=== PASSAGE FOR REVIEW ===

The music carried us. We could be cranky, depressed, over thinking a situation and we’d get together and sing and all of the BS would be gone. We weren’t the greatest band there ever was, but we made magic together. There were times we’d be playing and Zech would throw in a harmony that would make give you goose flesh. There was a spot in the set where he’d play two chords on the guitar back and forth, usually Am7 to Gm7 and he’d improvise lyrics while Dave, Dan and I backed him up throwing in lead licks or vocal fills. That was often the highlight of our show.

The Nuke Spooks were from the CSN school of music, acoustic guitars and harmony singing. Only we rarely worked out our vocal parts. And besides the sensitive singer-songwriter stuff, we played some songs that the Fugs might have found appealing. But it made people laugh and sing along. We never took it that seriously.

=== TASKS ===
a) Translate this sentence from the passage about the Nuke Spooks into Spanish: "We never took it that seriously."
b) Reproduce the passage about the Nuke Spooks from "The music carried" to "of our show.".
Work only from the passage about the Nuke Spooks.

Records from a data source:

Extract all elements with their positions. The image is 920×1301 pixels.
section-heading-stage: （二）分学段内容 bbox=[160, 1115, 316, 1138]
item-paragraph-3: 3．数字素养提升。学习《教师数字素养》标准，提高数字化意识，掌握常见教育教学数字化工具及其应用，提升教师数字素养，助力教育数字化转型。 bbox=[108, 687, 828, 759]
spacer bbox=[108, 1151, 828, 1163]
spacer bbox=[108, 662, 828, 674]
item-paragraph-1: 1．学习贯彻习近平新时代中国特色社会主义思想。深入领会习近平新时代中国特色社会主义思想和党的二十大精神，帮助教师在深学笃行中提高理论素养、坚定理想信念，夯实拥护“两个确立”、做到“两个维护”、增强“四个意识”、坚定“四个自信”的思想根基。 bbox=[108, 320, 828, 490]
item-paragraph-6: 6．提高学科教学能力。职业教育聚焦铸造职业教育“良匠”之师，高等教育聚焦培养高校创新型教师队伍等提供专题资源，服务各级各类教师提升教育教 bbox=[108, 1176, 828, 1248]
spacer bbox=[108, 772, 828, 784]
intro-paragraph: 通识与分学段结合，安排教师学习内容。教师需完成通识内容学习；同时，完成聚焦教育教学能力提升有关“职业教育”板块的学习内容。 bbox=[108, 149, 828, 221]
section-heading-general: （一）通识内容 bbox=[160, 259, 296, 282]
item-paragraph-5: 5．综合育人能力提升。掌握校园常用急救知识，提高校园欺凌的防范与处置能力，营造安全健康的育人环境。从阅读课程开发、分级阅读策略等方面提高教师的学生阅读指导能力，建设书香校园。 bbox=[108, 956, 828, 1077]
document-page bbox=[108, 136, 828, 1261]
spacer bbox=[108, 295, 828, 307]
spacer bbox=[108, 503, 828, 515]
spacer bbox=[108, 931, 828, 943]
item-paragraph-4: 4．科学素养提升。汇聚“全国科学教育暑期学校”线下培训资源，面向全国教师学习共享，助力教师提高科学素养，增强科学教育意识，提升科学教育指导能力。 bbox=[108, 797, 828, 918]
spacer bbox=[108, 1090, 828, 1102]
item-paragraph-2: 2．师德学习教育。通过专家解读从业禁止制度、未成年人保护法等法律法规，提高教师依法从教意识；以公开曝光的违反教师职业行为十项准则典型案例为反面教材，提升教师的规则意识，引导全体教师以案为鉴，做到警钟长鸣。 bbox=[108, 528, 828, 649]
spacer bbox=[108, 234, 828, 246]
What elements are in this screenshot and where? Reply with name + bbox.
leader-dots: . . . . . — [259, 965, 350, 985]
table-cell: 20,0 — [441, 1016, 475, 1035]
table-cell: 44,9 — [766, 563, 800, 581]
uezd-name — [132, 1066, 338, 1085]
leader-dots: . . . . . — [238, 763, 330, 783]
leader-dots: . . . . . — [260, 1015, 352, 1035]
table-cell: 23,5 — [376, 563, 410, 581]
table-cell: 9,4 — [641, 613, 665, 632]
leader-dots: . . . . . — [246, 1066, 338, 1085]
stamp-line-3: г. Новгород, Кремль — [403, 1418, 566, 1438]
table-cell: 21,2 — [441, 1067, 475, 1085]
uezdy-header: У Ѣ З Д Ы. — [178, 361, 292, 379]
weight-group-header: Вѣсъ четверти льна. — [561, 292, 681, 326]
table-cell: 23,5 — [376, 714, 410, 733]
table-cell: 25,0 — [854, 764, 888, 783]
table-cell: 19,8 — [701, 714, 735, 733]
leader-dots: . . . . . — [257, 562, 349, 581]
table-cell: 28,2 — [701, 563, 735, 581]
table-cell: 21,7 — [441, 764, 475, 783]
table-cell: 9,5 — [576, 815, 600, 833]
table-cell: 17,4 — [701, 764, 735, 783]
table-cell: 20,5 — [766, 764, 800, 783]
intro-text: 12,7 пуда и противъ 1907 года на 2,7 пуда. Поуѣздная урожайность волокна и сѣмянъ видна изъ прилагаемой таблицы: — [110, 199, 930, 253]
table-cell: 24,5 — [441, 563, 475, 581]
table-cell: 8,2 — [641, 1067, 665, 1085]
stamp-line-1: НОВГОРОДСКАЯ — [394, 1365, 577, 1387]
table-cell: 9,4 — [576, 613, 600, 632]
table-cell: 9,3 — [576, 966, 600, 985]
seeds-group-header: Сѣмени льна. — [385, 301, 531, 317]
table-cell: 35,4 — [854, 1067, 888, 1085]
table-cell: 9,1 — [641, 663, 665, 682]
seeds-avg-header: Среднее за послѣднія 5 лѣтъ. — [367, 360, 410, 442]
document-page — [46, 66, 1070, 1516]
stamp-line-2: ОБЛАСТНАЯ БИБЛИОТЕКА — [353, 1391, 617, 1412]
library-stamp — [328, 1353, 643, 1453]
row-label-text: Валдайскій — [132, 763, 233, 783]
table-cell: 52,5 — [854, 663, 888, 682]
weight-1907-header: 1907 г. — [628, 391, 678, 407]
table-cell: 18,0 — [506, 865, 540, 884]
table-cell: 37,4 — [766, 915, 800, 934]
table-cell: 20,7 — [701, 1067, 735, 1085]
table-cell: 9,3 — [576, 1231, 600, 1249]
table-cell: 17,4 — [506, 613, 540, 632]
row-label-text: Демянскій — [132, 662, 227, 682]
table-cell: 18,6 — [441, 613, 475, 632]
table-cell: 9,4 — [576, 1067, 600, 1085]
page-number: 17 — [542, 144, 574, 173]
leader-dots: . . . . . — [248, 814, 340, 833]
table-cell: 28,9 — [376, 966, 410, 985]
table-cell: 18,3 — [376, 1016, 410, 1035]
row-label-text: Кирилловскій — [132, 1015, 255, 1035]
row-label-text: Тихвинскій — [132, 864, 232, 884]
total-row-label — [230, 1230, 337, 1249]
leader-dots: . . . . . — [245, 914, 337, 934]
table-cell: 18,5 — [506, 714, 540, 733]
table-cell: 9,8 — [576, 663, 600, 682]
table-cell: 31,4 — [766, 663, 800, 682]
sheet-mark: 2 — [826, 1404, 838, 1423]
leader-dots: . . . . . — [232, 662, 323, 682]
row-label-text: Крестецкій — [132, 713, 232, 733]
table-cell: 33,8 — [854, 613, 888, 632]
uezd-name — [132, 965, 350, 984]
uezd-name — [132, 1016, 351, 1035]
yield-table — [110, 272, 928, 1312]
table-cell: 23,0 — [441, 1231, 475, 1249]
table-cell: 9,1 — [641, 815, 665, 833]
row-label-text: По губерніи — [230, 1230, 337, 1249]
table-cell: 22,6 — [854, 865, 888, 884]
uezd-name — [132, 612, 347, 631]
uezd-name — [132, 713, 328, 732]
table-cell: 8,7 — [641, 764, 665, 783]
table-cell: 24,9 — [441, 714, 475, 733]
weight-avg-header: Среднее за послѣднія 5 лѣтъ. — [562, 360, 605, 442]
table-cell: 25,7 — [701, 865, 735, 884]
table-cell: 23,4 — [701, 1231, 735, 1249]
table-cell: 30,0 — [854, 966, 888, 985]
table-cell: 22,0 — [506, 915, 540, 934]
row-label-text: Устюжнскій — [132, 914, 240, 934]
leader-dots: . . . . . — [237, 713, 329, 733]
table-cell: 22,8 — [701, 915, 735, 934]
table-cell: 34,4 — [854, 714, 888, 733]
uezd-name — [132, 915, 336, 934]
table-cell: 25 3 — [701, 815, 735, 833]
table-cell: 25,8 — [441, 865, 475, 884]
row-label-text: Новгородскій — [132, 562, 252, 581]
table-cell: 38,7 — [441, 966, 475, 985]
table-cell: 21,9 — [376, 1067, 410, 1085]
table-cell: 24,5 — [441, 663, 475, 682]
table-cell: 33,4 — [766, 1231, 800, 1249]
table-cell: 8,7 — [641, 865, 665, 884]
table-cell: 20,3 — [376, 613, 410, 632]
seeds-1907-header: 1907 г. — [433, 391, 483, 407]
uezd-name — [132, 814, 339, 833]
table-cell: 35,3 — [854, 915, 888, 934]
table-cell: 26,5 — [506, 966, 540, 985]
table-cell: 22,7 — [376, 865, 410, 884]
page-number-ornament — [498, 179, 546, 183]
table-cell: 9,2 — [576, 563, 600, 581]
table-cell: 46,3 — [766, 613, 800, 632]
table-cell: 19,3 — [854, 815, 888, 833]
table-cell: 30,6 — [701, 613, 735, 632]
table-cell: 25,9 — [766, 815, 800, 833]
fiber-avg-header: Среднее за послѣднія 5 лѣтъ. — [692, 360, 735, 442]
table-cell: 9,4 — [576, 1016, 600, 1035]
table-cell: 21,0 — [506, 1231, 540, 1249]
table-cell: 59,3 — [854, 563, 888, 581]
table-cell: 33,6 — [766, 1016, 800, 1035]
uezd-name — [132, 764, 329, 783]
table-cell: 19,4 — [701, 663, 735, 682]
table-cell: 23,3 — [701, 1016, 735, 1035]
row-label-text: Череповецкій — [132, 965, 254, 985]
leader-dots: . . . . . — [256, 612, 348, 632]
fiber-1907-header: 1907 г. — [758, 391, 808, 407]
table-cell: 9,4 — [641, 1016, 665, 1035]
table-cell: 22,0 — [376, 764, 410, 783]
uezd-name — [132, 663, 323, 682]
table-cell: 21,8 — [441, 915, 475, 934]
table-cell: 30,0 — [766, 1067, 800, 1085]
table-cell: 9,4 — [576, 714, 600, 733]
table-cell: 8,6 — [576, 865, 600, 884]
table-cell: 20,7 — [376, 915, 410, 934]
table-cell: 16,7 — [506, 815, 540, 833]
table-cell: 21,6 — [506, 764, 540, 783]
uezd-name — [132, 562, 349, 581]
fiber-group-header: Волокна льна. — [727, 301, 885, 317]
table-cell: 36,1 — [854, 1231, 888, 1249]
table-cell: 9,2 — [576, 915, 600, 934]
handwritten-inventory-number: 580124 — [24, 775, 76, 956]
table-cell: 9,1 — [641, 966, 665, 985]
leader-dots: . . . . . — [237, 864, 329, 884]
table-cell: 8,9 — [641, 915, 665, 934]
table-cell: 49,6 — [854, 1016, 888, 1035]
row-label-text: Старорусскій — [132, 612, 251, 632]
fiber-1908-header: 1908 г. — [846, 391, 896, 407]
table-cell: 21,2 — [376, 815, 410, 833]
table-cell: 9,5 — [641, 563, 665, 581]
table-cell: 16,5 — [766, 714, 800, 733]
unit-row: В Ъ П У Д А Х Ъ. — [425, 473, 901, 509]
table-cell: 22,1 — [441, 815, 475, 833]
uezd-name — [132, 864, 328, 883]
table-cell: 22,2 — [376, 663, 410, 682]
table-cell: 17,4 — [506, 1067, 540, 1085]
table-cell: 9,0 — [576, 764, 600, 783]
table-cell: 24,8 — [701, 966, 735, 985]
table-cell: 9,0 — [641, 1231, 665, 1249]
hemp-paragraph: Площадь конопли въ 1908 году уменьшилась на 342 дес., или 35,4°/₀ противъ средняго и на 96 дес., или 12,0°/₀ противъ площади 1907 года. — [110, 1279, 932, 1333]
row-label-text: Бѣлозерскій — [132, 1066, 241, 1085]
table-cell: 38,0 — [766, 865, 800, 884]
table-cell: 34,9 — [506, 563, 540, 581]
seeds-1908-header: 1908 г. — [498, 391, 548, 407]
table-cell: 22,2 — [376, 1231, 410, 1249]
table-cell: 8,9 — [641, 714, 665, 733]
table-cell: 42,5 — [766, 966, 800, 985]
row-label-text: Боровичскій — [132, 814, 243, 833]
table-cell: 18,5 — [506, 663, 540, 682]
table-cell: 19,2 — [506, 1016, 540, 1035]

=== TASK RESPONSES ===
a) Nunca nos lo tomamos tan en serio.

b)
The music carried us. We could be cranky, depressed, over thinking a situation and we’d get together and sing and all of the BS would be gone. We weren’t the greatest band there ever was, but we made magic together. There were times we’d be playing and Zech would throw in a harmony that would make give you goose flesh. There was a spot in the set where he’d play two chords on the guitar back and forth, usually Am7 to Gm7 and he’d improvise lyrics while Dave, Dan and I backed him up throwing in lead licks or vocal fills. That was often the highlight of our show.